Trecho do texto:
Maria Amélia Mano
*
O passar do tempo deve
sempre nos surpreender para o bem. Isso não é simples quando há perdas próprias
da idade, como a tal da vista curta. Se,
por um lado, sei que hoje eu vejo muito
mais, parodiando Belchior, por outro, cheguei ao tempo dos óculos bifocais.
Opção para lentes de contato: um olho com correção pra perto e um olho com
correção pra longe. No início é confuso, diz a oftalmologista, mas com o tempo,
o cérebro assimila. Como se perto e longe se misturassem e formassem uma imagem
única. Desafio maior mesmo é sempre mudar o significado do olhar de dentro.
Primeira
semana de uso das tais lentes e era preciso fechar um dos olhos para enxergar
melhor, conforme a distância do objeto. Passava piscando, o que parecia um
tique nervoso ou um flerte constante. Isso não me causou incômodo. O legal de
passar dos 40 anos é a pouca importância para a opinião alheia, o que bem poderíamos
adquirir mais jovens, assim como a esperança na adaptação. Paciência é presente
do tempo. Nosso cérebro já enfrentou outros tantos limites, esperas e distâncias.

Itens fornecidos:
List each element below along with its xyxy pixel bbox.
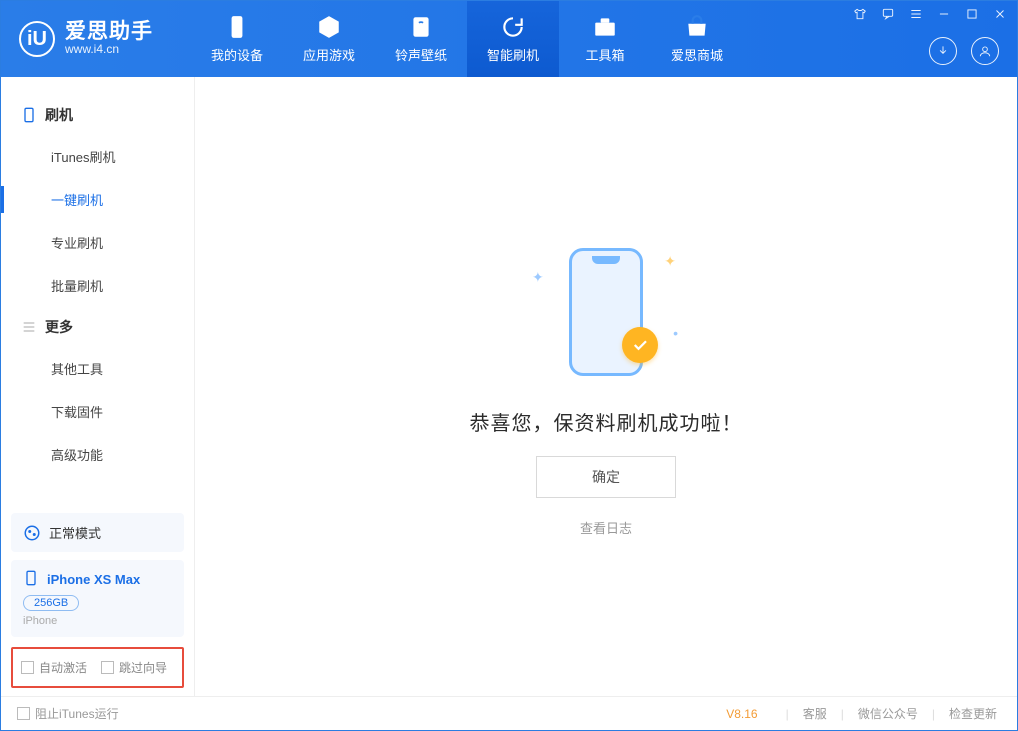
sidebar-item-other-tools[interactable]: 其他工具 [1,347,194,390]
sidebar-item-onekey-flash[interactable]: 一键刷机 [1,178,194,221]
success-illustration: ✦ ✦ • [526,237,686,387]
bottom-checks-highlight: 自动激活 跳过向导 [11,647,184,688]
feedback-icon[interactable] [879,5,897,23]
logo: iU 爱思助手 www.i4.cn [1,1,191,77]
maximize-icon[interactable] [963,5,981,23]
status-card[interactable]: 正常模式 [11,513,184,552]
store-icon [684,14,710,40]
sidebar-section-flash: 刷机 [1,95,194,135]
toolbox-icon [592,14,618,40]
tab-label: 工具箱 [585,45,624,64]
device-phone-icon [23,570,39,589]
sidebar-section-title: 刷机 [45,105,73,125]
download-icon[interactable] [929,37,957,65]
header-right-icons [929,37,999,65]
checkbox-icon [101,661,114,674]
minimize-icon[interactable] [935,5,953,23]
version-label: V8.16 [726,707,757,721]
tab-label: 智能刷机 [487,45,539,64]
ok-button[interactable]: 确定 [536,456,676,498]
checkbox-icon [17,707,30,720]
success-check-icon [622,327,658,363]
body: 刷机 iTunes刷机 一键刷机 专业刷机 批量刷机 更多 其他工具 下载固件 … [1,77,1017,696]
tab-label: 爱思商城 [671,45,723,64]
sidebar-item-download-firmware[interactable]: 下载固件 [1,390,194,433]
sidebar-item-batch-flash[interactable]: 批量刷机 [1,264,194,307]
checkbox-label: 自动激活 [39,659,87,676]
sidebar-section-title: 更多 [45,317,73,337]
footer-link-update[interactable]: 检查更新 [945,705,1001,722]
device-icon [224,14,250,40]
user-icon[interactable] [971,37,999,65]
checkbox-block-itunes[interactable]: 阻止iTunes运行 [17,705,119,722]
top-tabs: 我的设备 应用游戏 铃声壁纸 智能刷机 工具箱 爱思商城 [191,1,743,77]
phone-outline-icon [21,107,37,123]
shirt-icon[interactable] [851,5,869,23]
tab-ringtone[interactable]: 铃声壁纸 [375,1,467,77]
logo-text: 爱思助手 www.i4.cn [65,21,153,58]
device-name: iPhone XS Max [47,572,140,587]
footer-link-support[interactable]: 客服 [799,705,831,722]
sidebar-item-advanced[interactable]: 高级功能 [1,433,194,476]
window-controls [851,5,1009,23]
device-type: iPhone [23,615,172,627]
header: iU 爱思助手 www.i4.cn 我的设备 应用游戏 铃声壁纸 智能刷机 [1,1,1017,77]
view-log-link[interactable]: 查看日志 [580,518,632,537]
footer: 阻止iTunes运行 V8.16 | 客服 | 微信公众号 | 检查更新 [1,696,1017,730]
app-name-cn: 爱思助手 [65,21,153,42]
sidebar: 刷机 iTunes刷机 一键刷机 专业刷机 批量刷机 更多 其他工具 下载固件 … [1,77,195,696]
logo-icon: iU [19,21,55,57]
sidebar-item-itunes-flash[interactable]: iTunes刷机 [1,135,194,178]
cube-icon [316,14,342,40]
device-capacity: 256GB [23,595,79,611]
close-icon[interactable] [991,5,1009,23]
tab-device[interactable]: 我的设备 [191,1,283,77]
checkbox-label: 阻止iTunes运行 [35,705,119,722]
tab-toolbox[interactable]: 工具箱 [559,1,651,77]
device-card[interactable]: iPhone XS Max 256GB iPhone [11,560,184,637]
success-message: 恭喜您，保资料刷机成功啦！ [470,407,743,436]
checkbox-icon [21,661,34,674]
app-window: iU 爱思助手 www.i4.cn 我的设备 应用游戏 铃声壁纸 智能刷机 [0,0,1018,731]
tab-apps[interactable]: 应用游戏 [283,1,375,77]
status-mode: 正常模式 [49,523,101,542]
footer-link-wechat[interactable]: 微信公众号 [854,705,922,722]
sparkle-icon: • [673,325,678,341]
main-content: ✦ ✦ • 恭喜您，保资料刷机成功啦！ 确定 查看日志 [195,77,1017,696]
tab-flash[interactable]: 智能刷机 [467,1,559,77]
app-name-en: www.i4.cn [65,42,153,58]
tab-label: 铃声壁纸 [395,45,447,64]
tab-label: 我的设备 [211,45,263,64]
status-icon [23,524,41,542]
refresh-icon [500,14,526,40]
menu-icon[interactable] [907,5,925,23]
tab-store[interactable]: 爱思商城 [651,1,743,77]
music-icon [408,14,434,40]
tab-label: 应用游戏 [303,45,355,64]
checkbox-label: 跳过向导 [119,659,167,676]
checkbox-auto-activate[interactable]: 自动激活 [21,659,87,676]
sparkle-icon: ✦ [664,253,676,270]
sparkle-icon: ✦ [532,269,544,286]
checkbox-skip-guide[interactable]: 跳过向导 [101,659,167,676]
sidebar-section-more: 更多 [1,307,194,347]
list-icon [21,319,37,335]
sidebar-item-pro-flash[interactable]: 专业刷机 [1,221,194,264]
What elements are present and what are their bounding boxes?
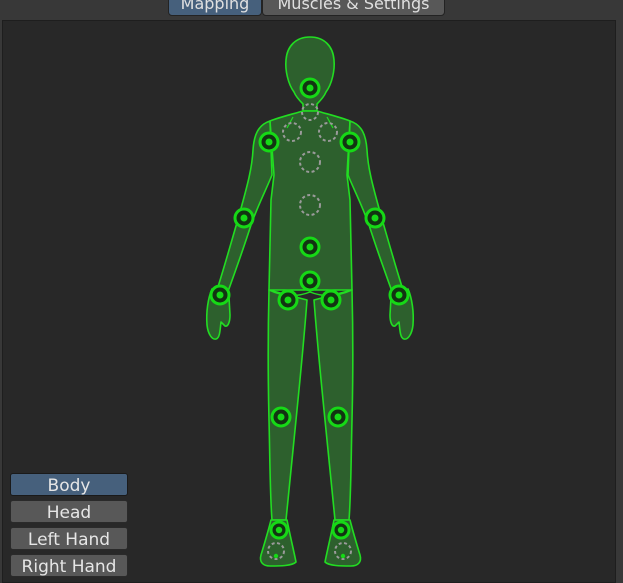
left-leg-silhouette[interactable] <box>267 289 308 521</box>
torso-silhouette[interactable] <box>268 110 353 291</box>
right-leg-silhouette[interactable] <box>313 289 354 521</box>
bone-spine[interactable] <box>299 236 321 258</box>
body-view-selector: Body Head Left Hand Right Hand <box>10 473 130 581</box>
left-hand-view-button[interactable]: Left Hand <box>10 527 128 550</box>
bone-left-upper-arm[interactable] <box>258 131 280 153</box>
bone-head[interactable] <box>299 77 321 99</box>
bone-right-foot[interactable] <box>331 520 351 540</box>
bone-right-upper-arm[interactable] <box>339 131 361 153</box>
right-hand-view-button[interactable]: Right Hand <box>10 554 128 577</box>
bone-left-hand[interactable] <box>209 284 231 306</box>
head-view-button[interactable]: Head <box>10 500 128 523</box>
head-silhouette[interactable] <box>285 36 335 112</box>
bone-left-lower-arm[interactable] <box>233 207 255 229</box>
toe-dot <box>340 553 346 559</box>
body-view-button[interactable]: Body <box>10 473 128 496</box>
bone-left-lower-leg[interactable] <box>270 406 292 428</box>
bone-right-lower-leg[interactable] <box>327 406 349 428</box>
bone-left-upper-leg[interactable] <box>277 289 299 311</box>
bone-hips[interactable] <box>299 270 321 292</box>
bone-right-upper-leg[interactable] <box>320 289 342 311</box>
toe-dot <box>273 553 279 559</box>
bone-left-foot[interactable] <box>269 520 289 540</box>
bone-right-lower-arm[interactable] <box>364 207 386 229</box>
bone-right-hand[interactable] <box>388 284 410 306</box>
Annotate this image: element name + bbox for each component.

Lista de tarefas:
a: Enumere tudo o que, segundo o texto sobre as lentes, nosso cérebro já enfrentou.
b: Transcreva do texto sobre as lentes a passagem que se inicia com as palavras "Maria Amélia Mano" e se encerra com "dos óculos bifocais.".

Respostas escritas:
a:
- limites
- esperas
- distâncias

b:
Maria Amélia Mano
*
O passar do tempo deve
sempre nos surpreender para o bem. Isso não é simples quando há perdas próprias
da idade, como a tal da vista curta. Se,
por um lado, sei que hoje eu vejo muito
mais, parodiando Belchior, por outro, cheguei ao tempo dos óculos bifocais.